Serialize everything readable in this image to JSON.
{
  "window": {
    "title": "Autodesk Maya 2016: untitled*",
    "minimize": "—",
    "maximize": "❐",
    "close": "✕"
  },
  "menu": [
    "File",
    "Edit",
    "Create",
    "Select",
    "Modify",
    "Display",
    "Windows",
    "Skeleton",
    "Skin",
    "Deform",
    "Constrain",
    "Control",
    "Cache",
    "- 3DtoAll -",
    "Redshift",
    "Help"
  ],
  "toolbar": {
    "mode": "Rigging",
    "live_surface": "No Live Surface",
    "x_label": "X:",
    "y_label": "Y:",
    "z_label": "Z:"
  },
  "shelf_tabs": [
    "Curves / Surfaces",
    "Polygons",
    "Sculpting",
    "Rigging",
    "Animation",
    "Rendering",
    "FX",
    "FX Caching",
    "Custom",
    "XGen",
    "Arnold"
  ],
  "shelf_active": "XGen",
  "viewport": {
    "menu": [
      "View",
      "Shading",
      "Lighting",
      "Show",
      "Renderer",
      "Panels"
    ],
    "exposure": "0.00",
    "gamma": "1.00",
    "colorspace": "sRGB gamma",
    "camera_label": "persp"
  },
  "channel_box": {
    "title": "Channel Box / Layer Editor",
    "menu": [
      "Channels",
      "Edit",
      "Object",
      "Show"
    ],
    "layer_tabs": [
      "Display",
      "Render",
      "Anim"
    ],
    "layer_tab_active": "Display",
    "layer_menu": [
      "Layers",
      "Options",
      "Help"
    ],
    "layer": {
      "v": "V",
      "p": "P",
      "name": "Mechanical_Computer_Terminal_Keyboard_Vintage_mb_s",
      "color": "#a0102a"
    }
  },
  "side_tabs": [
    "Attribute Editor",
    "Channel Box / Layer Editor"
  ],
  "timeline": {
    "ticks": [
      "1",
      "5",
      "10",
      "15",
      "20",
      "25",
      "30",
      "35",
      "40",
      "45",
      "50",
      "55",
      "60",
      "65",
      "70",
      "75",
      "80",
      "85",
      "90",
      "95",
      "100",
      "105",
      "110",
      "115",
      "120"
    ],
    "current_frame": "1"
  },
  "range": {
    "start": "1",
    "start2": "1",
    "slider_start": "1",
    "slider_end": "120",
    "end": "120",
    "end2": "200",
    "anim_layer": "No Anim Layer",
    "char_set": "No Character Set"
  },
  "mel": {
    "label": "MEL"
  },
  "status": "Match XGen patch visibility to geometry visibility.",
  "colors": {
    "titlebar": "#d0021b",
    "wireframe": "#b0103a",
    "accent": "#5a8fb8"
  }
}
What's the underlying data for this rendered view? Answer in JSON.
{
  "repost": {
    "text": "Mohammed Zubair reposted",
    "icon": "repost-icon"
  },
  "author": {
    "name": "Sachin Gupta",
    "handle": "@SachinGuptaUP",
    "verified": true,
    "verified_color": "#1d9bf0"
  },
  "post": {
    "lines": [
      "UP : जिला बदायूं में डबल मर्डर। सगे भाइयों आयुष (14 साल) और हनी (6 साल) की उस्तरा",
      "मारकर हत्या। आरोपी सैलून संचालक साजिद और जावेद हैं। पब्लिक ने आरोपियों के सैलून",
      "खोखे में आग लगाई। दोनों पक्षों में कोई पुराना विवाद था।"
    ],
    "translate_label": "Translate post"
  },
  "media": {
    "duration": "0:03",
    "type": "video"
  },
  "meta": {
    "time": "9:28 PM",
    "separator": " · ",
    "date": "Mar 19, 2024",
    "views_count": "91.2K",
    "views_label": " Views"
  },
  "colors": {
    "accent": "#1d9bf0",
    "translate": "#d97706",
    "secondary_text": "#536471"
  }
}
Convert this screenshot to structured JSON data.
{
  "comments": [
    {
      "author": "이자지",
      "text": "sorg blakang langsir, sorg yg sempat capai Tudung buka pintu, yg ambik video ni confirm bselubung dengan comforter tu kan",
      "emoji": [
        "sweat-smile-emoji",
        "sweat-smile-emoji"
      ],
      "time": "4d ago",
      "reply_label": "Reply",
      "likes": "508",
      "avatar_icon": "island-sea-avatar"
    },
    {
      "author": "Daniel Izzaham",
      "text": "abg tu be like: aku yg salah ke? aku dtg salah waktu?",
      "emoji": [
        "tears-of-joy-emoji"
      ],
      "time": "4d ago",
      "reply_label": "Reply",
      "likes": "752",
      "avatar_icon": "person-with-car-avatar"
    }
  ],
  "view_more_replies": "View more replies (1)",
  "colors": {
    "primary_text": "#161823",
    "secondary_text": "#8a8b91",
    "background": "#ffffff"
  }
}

Problem statement :: Return every line holding the word "sweat" from the records.

The answer ::
        "sweat-smile-emoji",
        "sweat-smile-emoji"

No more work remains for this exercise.